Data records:
>> start

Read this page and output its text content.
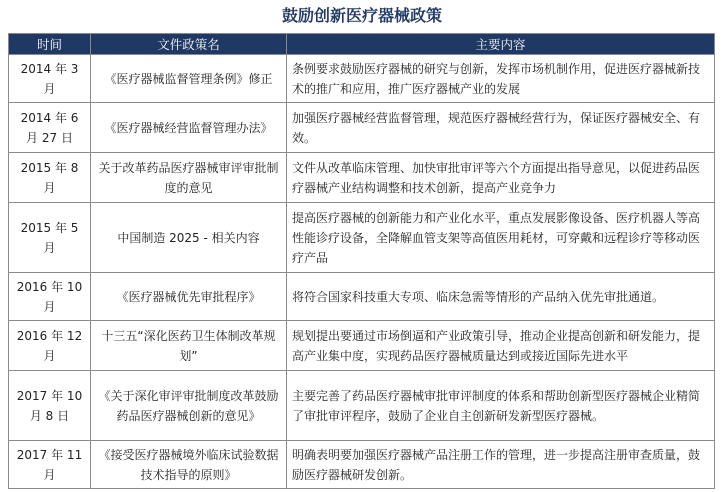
鼓励创新医疗器械政策
时间	文件政策名	主要内容
2014 年 3 月	《医疗器械监督管理条例》修正	条例要求鼓励医疗器械的研究与创新，发挥市场机制作用，促进医疗器械新技术的推广和应用，推广医疗器械产业的发展
2014 年 6 月 27 日	《医疗器械经营监督管理办法》	加强医疗器械经营监督管理，规范医疗器械经营行为，保证医疗器械安全、有效。
2015 年 8 月	关于改革药品医疗器械审评审批制度的意见	文件从改革临床管理、加快审批审评等六个方面提出指导意见，以促进药品医疗器械产业结构调整和技术创新，提高产业竞争力
2015 年 5 月	中国制造 2025 - 相关内容	提高医疗器械的创新能力和产业化水平，重点发展影像设备、医疗机器人等高性能诊疗设备，全降解血管支架等高值医用耗材，可穿戴和远程诊疗等移动医疗产品
2016 年 10 月	《医疗器械优先审批程序》	将符合国家科技重大专项、临床急需等情形的产品纳入优先审批通道。
2016 年 12 月	十三五“深化医药卫生体制改革规划”	规划提出要通过市场倒逼和产业政策引导，推动企业提高创新和研发能力，提高产业集中度，实现药品医疗器械质量达到或接近国际先进水平
2017 年 10 月 8 日	《关于深化审评审批制度改革鼓励药品医疗器械创新的意见》	主要完善了药品医疗器械审批审评制度的体系和帮助创新型医疗器械企业精简了审批审评程序，鼓励了企业自主创新研发新型医疗器械。
2017 年 11 月	《接受医疗器械境外临床试验数据技术指导的原则》	明确表明要加强医疗器械产品注册工作的管理，进一步提高注册审查质量，鼓励医疗器械研发创新。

>> end

SHORT TASK
Omit the pictures and output all of the other material exactly.

RESPONSE BELOW
Read this page and output its text content.
鼓励创新医疗器械政策
时间	文件政策名	主要内容
2014 年 3 月	《医疗器械监督管理条例》修正	条例要求鼓励医疗器械的研究与创新，发挥市场机制作用，促进医疗器械新技术的推广和应用，推广医疗器械产业的发展
2014 年 6 月 27 日	《医疗器械经营监督管理办法》	加强医疗器械经营监督管理，规范医疗器械经营行为，保证医疗器械安全、有效。
2015 年 8 月	关于改革药品医疗器械审评审批制度的意见	文件从改革临床管理、加快审批审评等六个方面提出指导意见，以促进药品医疗器械产业结构调整和技术创新，提高产业竞争力
2015 年 5 月	中国制造 2025 - 相关内容	提高医疗器械的创新能力和产业化水平，重点发展影像设备、医疗机器人等高性能诊疗设备，全降解血管支架等高值医用耗材，可穿戴和远程诊疗等移动医疗产品
2016 年 10 月	《医疗器械优先审批程序》	将符合国家科技重大专项、临床急需等情形的产品纳入优先审批通道。
2016 年 12 月	十三五“深化医药卫生体制改革规划”	规划提出要通过市场倒逼和产业政策引导，推动企业提高创新和研发能力，提高产业集中度，实现药品医疗器械质量达到或接近国际先进水平
2017 年 10 月 8 日	《关于深化审评审批制度改革鼓励药品医疗器械创新的意见》	主要完善了药品医疗器械审批审评制度的体系和帮助创新型医疗器械企业精简了审批审评程序，鼓励了企业自主创新研发新型医疗器械。
2017 年 11 月	《接受医疗器械境外临床试验数据技术指导的原则》	明确表明要加强医疗器械产品注册工作的管理，进一步提高注册审查质量，鼓励医疗器械研发创新。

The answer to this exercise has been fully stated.